▸ What to produce: Find out how many lines of the material contain the string "opportunities" and give only that figure.

### Excerpted records

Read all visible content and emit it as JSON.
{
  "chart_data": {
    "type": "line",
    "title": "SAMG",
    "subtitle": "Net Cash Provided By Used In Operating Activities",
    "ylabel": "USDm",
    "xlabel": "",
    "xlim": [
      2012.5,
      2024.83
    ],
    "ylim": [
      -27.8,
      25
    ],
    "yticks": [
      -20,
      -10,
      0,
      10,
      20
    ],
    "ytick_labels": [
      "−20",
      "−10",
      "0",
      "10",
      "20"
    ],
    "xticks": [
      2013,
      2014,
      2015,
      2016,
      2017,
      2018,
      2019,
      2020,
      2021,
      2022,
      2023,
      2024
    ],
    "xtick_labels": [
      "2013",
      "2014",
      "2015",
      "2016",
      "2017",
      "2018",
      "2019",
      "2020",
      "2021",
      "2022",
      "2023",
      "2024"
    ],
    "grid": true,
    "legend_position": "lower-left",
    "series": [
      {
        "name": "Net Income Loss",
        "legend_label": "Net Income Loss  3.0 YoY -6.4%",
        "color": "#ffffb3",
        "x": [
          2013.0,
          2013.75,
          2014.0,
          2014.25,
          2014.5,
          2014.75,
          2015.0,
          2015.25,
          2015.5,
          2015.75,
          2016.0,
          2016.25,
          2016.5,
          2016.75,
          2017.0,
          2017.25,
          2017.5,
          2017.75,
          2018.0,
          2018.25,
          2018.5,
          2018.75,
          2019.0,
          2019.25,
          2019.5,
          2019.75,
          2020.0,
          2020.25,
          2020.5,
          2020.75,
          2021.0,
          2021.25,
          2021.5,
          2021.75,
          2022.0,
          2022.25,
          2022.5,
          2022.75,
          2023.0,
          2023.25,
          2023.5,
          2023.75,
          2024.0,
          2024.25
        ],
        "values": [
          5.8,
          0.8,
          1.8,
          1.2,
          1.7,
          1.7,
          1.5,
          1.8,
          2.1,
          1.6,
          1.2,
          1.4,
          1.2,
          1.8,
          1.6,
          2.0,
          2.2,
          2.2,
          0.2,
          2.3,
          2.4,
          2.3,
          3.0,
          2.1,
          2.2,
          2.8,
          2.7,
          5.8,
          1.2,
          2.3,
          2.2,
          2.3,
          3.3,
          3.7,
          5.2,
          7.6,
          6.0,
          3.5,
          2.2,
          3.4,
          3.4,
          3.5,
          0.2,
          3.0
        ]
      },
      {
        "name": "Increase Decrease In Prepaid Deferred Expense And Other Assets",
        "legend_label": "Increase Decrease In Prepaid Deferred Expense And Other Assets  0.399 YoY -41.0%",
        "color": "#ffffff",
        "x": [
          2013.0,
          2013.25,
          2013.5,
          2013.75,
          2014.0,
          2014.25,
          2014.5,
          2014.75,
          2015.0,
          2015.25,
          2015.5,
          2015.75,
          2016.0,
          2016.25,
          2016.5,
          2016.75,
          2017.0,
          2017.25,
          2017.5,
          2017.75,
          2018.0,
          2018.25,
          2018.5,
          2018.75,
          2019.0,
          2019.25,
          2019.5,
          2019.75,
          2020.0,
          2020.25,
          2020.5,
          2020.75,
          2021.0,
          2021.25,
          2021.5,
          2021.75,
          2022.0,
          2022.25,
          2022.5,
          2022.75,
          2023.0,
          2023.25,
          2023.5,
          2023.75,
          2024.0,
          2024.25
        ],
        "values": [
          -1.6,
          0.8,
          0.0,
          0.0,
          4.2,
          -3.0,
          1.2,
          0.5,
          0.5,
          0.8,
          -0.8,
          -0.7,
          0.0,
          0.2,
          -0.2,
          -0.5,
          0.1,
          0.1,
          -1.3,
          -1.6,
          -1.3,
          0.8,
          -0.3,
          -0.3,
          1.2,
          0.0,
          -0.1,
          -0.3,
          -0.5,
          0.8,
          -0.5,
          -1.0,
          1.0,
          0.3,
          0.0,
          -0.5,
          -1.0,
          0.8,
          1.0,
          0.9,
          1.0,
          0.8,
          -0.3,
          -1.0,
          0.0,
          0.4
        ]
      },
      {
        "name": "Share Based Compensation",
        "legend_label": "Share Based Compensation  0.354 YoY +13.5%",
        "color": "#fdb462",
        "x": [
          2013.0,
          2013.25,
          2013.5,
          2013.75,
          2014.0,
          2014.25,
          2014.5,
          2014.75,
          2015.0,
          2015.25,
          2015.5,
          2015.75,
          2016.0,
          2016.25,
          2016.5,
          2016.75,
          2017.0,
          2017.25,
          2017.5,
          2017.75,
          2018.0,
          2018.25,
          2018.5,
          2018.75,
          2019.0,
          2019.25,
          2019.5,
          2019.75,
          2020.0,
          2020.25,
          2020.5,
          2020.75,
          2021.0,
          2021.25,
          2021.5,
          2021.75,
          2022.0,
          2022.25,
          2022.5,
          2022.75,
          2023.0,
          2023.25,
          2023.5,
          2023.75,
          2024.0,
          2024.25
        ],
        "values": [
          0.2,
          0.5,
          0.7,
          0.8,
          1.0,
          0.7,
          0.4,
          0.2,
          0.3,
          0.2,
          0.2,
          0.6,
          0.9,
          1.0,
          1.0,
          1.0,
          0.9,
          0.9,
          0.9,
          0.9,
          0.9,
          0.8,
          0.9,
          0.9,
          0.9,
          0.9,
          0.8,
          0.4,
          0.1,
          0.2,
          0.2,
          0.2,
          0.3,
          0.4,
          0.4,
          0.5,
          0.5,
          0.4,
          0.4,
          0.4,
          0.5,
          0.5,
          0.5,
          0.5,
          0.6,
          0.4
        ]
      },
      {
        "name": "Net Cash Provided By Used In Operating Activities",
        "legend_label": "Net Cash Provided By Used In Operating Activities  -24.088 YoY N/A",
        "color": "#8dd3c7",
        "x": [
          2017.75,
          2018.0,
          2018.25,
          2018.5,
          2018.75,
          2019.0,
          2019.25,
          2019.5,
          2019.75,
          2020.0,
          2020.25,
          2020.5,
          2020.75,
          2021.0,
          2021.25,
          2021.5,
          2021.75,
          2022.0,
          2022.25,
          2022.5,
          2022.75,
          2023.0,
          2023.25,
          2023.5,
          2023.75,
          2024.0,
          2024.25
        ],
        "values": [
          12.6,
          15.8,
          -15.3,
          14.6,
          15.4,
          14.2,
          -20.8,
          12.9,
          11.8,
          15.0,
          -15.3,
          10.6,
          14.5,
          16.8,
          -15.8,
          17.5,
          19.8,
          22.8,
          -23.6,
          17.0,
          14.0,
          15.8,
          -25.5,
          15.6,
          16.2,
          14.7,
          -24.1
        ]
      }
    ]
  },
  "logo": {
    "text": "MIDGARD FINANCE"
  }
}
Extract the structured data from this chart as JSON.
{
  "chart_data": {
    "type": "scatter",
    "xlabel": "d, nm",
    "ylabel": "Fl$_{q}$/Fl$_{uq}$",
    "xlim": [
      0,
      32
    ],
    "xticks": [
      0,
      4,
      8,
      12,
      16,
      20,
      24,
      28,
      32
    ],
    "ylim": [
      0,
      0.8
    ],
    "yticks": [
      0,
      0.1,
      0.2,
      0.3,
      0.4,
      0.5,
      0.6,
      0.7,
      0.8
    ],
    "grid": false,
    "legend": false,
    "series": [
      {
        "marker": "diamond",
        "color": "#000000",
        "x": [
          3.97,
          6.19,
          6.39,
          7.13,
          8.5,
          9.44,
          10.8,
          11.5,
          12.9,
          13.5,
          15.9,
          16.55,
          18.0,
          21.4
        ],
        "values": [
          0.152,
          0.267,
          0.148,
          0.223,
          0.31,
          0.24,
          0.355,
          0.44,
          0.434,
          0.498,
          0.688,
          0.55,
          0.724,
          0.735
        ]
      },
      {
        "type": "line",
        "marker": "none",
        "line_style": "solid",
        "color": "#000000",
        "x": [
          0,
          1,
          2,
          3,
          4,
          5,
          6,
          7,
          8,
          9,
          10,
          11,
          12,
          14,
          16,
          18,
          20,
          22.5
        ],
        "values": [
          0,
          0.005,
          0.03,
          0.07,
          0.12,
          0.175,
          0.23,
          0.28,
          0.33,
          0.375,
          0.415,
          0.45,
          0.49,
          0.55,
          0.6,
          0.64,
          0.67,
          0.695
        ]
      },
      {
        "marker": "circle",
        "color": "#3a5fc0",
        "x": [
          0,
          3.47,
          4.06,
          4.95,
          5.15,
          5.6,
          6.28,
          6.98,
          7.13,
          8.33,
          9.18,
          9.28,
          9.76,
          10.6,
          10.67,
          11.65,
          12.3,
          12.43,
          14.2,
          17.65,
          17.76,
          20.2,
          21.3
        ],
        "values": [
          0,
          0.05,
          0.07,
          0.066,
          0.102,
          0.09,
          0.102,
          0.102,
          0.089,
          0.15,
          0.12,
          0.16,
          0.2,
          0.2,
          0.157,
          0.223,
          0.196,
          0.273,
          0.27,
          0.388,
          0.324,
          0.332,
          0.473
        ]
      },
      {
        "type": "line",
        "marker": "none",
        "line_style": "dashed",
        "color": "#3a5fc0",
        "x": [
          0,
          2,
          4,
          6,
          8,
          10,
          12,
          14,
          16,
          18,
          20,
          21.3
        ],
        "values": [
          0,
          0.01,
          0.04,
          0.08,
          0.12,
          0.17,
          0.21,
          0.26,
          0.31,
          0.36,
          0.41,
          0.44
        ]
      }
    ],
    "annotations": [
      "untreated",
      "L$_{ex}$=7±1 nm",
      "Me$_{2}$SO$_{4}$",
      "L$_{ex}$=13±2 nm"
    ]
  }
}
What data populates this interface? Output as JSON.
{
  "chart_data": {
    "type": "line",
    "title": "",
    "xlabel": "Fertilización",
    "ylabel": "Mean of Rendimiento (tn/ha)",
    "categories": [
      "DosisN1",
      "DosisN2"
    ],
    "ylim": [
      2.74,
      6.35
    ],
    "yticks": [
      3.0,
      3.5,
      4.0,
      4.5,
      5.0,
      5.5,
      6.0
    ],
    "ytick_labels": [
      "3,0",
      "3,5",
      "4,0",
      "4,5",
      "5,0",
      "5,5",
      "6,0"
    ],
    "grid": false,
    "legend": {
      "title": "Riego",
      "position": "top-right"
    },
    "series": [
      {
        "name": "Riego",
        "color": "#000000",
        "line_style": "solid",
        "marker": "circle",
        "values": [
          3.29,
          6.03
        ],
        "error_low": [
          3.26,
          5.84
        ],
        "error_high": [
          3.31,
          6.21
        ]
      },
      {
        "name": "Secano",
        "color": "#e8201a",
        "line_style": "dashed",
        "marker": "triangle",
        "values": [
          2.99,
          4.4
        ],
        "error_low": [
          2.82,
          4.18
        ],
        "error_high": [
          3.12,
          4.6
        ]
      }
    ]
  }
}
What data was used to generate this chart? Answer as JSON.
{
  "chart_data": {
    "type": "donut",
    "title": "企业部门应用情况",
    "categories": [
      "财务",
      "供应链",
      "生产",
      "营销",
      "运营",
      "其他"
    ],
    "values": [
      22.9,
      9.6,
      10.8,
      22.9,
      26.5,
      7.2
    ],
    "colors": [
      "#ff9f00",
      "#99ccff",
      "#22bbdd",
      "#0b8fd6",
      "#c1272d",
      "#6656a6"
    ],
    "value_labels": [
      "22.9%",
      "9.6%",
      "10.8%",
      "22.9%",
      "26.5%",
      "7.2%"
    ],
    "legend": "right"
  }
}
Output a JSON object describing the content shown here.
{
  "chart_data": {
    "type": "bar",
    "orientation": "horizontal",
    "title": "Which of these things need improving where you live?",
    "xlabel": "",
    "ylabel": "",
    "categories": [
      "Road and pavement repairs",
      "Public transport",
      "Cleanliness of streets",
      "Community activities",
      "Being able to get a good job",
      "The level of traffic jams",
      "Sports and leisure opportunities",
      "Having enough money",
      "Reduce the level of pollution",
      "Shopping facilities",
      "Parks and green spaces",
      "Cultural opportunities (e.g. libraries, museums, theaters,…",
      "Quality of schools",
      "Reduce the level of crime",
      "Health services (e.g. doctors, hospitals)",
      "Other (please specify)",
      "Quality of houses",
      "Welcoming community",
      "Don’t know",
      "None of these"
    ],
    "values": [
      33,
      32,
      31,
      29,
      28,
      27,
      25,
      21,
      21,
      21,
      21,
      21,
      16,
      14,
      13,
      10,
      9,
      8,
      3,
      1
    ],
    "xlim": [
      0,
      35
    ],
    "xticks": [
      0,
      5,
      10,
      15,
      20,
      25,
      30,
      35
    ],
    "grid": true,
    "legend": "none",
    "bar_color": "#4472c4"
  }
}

######

▸ Output for this exercise: 2